* begin *
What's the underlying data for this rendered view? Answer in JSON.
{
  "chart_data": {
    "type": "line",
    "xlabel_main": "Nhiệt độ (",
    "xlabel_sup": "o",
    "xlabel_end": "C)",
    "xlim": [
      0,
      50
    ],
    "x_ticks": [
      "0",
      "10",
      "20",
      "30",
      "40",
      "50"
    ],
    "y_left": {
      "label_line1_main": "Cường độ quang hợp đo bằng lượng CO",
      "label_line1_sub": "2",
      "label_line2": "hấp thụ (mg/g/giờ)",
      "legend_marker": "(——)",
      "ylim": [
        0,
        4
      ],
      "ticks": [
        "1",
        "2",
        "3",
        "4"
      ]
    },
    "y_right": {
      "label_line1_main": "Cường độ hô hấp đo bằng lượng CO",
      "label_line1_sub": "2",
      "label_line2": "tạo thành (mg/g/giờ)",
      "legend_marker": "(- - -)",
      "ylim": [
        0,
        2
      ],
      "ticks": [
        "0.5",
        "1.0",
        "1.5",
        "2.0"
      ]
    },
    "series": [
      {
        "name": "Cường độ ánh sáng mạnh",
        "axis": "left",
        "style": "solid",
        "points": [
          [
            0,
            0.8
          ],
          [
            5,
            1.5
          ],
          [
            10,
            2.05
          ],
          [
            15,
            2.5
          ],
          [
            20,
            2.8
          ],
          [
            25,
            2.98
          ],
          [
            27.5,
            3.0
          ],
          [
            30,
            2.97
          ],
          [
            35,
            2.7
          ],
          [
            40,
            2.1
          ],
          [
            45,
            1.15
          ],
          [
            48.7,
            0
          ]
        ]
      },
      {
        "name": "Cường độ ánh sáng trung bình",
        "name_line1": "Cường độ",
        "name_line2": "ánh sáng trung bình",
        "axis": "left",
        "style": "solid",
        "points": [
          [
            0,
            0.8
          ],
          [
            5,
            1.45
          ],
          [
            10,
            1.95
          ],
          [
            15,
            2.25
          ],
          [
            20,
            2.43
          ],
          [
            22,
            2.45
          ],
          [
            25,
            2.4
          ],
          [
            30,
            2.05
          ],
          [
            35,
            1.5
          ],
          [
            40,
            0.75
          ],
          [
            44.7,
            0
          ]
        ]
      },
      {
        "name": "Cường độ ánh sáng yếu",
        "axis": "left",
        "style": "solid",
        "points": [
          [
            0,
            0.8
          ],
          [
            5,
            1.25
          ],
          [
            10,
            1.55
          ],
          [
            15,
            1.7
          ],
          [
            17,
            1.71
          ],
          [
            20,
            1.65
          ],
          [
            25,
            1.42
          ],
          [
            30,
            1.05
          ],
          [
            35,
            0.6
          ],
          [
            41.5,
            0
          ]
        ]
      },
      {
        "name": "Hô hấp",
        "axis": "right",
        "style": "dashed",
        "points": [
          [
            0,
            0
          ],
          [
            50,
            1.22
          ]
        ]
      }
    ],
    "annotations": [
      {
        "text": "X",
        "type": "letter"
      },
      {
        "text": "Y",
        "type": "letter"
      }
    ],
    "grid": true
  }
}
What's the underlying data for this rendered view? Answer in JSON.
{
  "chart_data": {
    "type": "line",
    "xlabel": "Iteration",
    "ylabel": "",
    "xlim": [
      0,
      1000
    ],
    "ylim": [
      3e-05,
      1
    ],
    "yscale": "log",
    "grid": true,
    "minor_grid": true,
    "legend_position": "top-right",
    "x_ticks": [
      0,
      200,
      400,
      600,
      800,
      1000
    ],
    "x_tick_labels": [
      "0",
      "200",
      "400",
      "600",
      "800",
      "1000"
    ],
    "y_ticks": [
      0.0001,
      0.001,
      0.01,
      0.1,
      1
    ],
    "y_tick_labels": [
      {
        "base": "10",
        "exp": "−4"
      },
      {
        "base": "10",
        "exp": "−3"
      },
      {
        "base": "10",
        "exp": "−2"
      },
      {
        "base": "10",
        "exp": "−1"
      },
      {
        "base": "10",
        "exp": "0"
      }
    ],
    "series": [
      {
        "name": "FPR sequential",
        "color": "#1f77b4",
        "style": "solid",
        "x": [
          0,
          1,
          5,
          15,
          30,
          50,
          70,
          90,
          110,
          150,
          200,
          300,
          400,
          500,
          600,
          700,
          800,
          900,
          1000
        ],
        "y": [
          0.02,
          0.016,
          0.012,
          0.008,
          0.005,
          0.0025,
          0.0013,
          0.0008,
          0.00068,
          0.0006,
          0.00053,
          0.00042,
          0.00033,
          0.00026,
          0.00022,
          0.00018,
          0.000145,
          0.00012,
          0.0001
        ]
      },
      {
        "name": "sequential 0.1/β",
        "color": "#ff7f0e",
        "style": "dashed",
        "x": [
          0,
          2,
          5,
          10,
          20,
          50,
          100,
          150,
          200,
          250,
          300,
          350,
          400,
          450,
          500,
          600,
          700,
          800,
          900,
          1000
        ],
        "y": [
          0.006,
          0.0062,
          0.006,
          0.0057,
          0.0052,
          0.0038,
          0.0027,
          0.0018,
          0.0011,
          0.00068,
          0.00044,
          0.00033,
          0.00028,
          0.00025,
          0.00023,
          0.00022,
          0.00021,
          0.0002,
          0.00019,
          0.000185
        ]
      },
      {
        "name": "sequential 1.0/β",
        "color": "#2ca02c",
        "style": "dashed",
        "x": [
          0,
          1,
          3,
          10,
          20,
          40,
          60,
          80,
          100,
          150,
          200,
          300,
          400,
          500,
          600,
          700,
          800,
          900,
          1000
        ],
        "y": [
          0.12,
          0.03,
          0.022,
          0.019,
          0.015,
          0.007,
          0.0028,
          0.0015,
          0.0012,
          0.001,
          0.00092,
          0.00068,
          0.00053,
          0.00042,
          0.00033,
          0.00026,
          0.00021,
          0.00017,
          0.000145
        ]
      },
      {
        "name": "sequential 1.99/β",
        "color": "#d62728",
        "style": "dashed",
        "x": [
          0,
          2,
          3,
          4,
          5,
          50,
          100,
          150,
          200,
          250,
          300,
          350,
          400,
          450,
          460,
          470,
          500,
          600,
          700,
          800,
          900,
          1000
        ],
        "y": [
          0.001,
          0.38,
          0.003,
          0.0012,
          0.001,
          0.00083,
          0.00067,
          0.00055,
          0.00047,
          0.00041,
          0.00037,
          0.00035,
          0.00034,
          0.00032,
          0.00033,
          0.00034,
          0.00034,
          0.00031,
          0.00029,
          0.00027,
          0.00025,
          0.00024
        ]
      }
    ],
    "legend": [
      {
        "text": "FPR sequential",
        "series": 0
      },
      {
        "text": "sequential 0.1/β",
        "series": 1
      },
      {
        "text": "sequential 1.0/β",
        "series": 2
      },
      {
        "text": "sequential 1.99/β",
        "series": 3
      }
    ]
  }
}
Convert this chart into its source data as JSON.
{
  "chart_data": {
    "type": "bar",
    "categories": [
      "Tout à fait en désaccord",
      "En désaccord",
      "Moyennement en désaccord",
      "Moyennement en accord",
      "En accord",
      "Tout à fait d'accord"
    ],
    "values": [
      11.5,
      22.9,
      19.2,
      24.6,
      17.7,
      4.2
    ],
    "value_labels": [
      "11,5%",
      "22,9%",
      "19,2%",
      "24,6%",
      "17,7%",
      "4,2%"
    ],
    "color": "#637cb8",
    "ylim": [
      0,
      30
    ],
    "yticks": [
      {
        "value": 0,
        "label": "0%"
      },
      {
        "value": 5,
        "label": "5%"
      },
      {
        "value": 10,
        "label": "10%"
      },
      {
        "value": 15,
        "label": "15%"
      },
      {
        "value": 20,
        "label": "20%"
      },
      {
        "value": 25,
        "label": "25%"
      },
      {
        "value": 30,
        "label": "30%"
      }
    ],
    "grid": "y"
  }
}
* end *
→ **Given instruction**: Select all lines with the word "color" from the entries above.

→ **Solution for this problem**:
        "color": "#1f77b4",
        "color": "#ff7f0e",
        "color": "#2ca02c",
        "color": "#d62728",
    "color": "#637cb8",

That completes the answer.